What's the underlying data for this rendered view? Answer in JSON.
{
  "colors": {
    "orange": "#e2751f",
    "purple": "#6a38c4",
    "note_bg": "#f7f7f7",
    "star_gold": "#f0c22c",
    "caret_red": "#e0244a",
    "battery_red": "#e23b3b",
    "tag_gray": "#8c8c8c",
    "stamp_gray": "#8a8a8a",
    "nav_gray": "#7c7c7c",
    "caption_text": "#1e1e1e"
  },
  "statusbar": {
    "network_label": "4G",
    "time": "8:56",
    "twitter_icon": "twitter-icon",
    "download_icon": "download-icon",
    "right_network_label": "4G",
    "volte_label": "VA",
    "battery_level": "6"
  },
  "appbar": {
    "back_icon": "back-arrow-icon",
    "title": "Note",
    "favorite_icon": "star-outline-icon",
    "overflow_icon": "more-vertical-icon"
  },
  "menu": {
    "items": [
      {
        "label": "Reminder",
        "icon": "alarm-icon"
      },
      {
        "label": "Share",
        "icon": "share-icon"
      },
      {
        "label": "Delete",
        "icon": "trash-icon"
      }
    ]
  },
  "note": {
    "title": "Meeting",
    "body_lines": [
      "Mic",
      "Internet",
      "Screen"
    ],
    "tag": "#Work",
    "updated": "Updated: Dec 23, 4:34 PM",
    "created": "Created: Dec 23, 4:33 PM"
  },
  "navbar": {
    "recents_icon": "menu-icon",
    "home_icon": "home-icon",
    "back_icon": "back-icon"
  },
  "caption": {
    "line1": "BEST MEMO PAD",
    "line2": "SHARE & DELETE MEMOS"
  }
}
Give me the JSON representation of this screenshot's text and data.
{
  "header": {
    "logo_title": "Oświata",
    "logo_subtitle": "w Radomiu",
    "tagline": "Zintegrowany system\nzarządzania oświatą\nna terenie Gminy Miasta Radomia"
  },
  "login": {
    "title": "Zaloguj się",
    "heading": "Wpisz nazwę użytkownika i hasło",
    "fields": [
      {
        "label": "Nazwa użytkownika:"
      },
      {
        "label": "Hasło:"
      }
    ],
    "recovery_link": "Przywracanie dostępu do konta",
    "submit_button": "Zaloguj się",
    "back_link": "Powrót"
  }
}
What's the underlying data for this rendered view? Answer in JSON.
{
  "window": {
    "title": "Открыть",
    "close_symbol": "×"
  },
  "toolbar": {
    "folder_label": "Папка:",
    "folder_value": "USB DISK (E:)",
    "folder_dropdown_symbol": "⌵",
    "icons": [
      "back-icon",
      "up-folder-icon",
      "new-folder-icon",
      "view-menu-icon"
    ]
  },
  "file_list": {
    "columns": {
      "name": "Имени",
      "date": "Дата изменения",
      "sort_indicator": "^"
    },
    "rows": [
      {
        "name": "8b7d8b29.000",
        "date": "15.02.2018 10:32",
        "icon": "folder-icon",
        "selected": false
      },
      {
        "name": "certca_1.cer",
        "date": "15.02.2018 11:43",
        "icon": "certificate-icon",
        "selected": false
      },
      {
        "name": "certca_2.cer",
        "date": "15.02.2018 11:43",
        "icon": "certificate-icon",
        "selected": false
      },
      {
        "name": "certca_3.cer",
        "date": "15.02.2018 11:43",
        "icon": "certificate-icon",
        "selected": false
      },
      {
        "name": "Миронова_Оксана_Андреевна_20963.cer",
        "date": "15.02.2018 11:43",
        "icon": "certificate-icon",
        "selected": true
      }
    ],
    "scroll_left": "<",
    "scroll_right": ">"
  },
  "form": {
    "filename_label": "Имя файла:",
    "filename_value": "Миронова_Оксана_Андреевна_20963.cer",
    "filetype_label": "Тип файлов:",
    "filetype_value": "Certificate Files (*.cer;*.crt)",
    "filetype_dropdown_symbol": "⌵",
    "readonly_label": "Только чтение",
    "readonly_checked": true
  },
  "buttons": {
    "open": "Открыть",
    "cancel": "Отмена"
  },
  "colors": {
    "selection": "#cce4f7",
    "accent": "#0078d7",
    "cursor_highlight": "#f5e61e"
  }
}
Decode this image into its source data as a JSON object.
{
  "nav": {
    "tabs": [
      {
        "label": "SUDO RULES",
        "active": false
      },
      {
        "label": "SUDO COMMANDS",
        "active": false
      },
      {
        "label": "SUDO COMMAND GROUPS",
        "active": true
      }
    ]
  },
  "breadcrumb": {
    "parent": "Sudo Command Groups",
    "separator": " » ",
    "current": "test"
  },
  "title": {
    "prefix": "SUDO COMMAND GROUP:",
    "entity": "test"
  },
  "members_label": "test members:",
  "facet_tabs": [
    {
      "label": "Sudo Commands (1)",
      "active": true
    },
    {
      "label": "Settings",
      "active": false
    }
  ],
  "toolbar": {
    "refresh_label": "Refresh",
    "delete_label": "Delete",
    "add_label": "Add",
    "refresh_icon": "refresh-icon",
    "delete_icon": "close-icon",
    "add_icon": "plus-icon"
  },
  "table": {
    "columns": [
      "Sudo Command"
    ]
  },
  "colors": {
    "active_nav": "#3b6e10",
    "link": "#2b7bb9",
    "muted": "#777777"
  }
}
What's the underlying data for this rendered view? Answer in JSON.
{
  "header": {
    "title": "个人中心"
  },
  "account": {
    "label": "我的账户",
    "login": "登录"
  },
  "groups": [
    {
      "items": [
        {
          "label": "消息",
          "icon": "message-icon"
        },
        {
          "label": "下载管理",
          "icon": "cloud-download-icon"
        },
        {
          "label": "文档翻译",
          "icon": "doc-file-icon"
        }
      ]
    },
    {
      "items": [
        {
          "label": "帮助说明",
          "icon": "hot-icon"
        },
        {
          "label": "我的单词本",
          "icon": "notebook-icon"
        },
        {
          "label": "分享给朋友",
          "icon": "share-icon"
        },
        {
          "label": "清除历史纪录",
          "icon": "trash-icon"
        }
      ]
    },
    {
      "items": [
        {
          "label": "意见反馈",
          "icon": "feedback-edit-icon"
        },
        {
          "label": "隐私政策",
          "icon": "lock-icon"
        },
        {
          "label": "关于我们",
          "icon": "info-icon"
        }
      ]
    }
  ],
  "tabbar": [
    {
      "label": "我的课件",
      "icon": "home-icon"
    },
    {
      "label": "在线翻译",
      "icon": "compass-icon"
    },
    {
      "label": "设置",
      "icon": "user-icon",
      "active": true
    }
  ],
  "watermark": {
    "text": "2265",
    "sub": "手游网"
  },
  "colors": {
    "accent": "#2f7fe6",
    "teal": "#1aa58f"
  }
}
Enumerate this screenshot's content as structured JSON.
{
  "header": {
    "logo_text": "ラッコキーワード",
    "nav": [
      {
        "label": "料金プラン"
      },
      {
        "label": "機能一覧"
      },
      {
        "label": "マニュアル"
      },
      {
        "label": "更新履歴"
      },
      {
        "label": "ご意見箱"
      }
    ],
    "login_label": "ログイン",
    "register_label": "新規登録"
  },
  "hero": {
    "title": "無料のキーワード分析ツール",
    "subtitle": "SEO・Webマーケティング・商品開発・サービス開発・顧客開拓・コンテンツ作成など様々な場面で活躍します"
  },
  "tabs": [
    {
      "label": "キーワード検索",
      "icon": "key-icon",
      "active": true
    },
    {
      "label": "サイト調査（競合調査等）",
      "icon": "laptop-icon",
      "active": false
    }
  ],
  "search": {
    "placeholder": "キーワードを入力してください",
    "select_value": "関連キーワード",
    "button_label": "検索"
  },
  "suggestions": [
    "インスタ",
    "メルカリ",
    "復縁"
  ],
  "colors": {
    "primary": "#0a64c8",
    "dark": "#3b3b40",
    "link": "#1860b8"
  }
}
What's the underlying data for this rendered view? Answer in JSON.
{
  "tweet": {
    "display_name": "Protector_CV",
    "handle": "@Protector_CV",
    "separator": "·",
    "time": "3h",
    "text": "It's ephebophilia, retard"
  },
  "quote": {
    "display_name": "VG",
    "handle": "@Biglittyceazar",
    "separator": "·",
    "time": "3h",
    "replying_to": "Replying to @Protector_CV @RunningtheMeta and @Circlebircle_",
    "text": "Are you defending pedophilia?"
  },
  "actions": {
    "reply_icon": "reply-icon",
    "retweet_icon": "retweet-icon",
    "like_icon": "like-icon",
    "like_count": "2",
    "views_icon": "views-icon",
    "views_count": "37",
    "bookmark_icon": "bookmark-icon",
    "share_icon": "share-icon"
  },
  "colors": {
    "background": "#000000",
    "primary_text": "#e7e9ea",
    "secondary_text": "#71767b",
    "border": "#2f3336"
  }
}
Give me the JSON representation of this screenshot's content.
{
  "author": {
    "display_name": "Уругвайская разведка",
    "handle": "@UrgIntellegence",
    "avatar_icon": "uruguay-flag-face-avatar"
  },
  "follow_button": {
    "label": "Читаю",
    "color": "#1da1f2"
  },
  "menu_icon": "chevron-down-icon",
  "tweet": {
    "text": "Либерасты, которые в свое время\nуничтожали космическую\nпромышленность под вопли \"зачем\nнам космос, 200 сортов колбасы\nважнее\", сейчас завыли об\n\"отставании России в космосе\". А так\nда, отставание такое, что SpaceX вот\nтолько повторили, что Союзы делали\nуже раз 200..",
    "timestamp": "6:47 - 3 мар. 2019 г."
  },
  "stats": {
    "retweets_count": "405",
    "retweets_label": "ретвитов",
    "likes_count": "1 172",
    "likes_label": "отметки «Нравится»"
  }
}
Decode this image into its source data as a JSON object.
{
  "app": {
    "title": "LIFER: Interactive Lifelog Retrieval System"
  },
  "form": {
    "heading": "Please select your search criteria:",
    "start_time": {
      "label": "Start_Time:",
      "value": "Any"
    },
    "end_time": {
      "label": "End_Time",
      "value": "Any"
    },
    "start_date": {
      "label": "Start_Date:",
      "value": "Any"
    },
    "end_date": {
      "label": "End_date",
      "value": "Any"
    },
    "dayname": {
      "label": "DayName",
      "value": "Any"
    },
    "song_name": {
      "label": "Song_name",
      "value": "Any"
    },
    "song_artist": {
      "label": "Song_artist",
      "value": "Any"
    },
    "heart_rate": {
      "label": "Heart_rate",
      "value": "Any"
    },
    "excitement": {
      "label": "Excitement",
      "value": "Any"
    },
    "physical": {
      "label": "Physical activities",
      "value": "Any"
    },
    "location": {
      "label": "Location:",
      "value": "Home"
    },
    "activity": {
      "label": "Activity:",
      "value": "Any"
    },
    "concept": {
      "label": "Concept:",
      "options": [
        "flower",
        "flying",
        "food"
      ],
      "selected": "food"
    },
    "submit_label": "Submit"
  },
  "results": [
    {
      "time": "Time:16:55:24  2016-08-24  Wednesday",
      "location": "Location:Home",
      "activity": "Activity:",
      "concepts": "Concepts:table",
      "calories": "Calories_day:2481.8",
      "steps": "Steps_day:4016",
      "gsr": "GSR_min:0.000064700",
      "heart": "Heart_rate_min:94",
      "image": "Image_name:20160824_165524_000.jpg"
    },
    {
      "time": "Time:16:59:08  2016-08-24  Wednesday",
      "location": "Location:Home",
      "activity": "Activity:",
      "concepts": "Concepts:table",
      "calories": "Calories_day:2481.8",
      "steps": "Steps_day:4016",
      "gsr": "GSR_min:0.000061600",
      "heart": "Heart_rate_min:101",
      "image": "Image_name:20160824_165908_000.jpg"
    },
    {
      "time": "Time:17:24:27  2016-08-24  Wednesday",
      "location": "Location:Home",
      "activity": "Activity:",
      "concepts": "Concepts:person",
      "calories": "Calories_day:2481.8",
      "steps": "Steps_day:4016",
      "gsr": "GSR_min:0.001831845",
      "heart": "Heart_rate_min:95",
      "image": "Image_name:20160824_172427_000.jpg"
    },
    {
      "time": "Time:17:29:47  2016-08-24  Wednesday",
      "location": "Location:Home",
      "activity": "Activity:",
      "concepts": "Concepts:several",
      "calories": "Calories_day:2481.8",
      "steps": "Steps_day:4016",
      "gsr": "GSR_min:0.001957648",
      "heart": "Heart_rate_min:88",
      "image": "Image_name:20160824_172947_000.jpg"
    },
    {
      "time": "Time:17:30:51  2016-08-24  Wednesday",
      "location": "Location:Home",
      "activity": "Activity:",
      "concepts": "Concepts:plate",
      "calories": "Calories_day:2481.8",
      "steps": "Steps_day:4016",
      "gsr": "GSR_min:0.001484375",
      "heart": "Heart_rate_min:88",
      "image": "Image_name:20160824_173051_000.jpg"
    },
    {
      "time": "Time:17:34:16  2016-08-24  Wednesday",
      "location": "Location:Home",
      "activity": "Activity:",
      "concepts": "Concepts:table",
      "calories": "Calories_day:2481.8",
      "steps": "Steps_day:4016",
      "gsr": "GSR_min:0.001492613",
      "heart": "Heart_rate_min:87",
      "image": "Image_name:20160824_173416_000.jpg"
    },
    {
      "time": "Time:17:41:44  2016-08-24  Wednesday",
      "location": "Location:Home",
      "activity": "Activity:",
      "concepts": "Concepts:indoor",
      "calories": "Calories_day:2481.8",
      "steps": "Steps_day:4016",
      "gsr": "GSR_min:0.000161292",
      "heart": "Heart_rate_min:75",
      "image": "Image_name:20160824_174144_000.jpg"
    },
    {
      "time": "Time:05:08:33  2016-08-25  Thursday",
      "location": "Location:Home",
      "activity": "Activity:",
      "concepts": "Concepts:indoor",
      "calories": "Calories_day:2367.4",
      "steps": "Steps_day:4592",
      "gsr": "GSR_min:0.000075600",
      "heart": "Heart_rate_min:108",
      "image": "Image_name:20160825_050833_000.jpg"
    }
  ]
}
● ● ● ●
§ Task statement: From the data above, copy out every line with the string "download" in it.

§ Completed task:
    "download_icon": "download-icon",
          "icon": "cloud-download-icon"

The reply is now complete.